◆ **Task to complete**: Quote all entries exactly, leaving pictures aside.

==== Provided records ====

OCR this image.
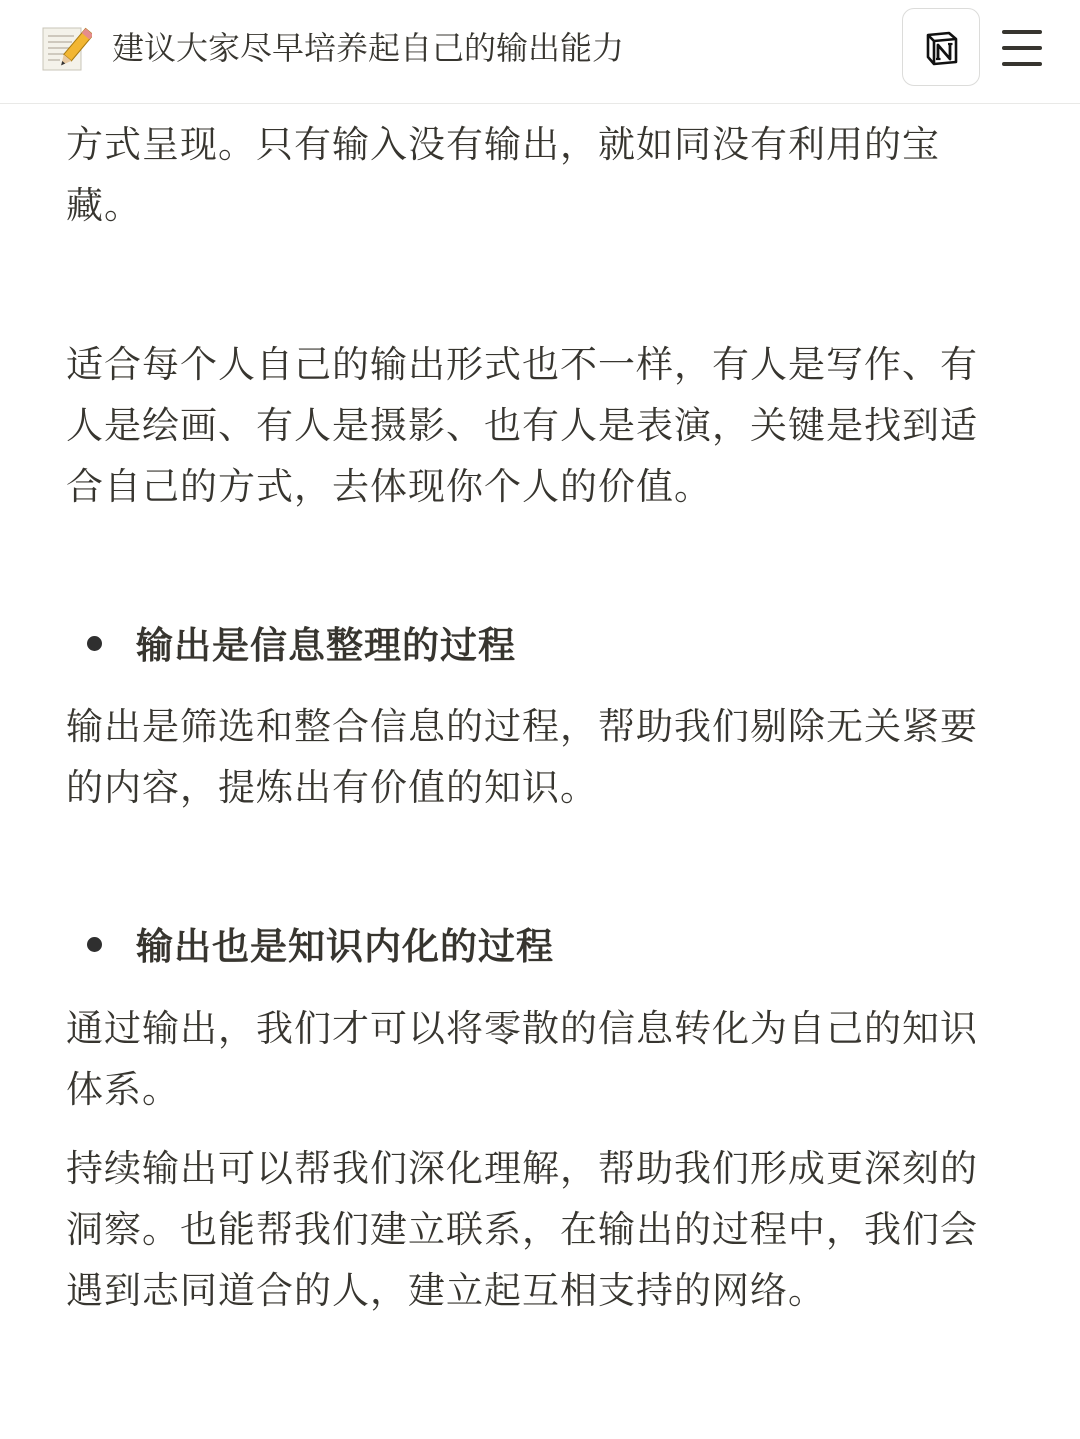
建议大家尽早培养起自己的输出能力

方式呈现。只有输入没有输出，就如同没有利用的宝藏。

适合每个人自己的输出形式也不一样，有人是写作、有人是绘画、有人是摄影、也有人是表演，关键是找到适合自己的方式，去体现你个人的价值。

输出是信息整理的过程

输出是筛选和整合信息的过程，帮助我们剔除无关紧要的内容，提炼出有价值的知识。

输出也是知识内化的过程

通过输出，我们才可以将零散的信息转化为自己的知识体系。

持续输出可以帮我们深化理解，帮助我们形成更深刻的洞察。也能帮我们建立联系，在输出的过程中，我们会遇到志同道合的人，建立起互相支持的网络。
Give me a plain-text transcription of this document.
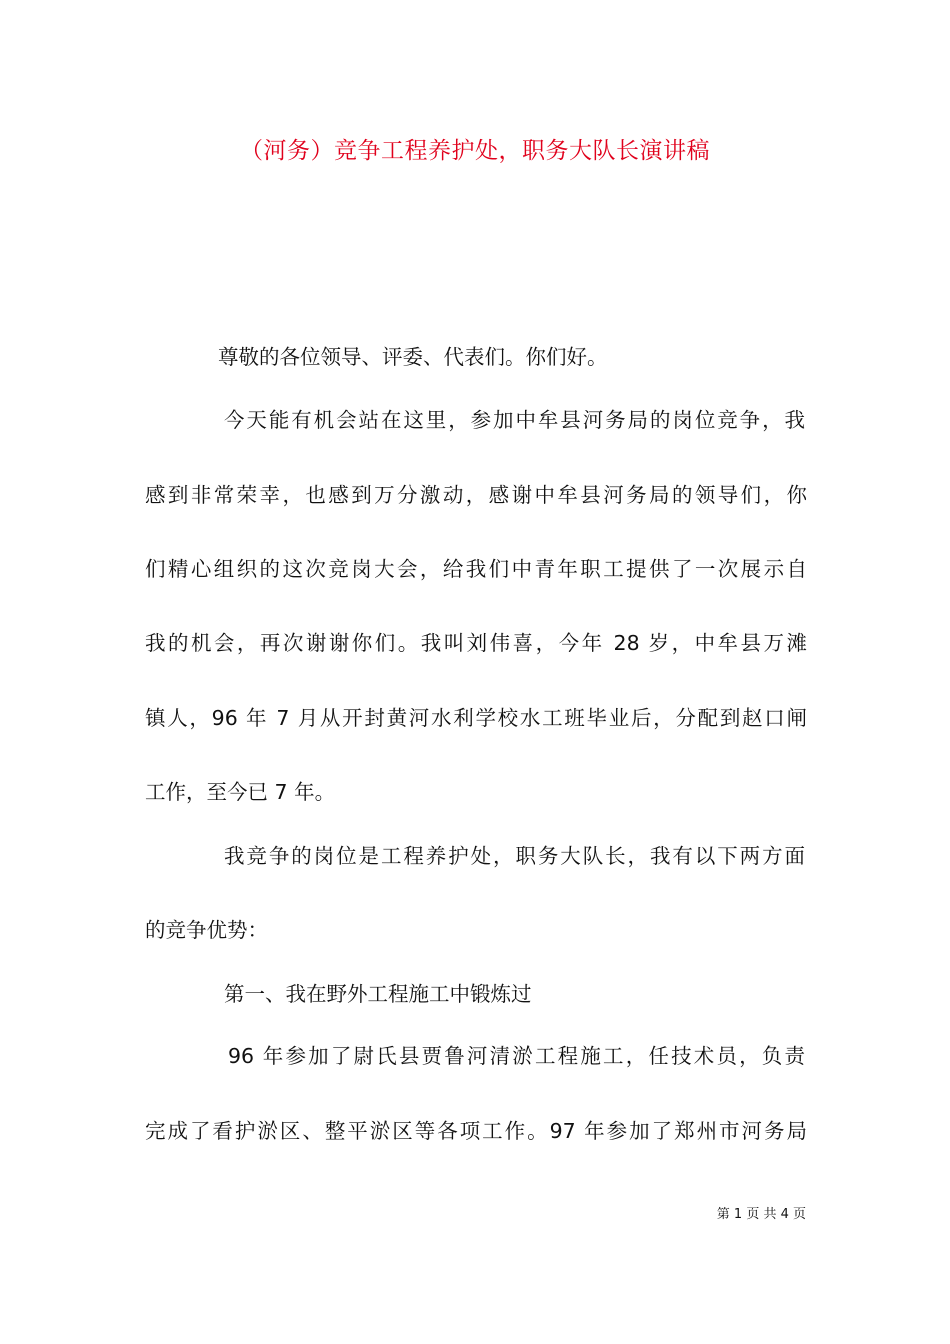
（河务）竞争工程养护处，职务大队长演讲稿
尊敬的各位领导、评委、代表们。你们好。
今天能有机会站在这里，参加中牟县河务局的岗位竞争，我
感到非常荣幸，也感到万分激动，感谢中牟县河务局的领导们，你
们精心组织的这次竞岗大会，给我们中青年职工提供了一次展示自
我的机会，再次谢谢你们。我叫刘伟喜，今年 28 岁，中牟县万滩
镇人，96 年 7 月从开封黄河水利学校水工班毕业后，分配到赵口闸
工作，至今已 7 年。
我竞争的岗位是工程养护处，职务大队长，我有以下两方面
的竞争优势：
第一、我在野外工程施工中锻炼过
96 年参加了尉氏县贾鲁河清淤工程施工，任技术员，负责
完成了看护淤区、整平淤区等各项工作。97 年参加了郑州市河务局
第 1 页 共 4 页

====

◆ **Result for this exercise**:
OCR this image.
建议大家尽早培养起自己的输出能力

方式呈现。只有输入没有输出，就如同没有利用的宝藏。

适合每个人自己的输出形式也不一样，有人是写作、有人是绘画、有人是摄影、也有人是表演，关键是找到适合自己的方式，去体现你个人的价值。

输出是信息整理的过程

输出是筛选和整合信息的过程，帮助我们剔除无关紧要的内容，提炼出有价值的知识。

输出也是知识内化的过程

通过输出，我们才可以将零散的信息转化为自己的知识体系。

持续输出可以帮我们深化理解，帮助我们形成更深刻的洞察。也能帮我们建立联系，在输出的过程中，我们会遇到志同道合的人，建立起互相支持的网络。
Give me a plain-text transcription of this document.
（河务）竞争工程养护处，职务大队长演讲稿
尊敬的各位领导、评委、代表们。你们好。
今天能有机会站在这里，参加中牟县河务局的岗位竞争，我
感到非常荣幸，也感到万分激动，感谢中牟县河务局的领导们，你
们精心组织的这次竞岗大会，给我们中青年职工提供了一次展示自
我的机会，再次谢谢你们。我叫刘伟喜，今年 28 岁，中牟县万滩
镇人，96 年 7 月从开封黄河水利学校水工班毕业后，分配到赵口闸
工作，至今已 7 年。
我竞争的岗位是工程养护处，职务大队长，我有以下两方面
的竞争优势：
第一、我在野外工程施工中锻炼过
96 年参加了尉氏县贾鲁河清淤工程施工，任技术员，负责
完成了看护淤区、整平淤区等各项工作。97 年参加了郑州市河务局
第 1 页 共 4 页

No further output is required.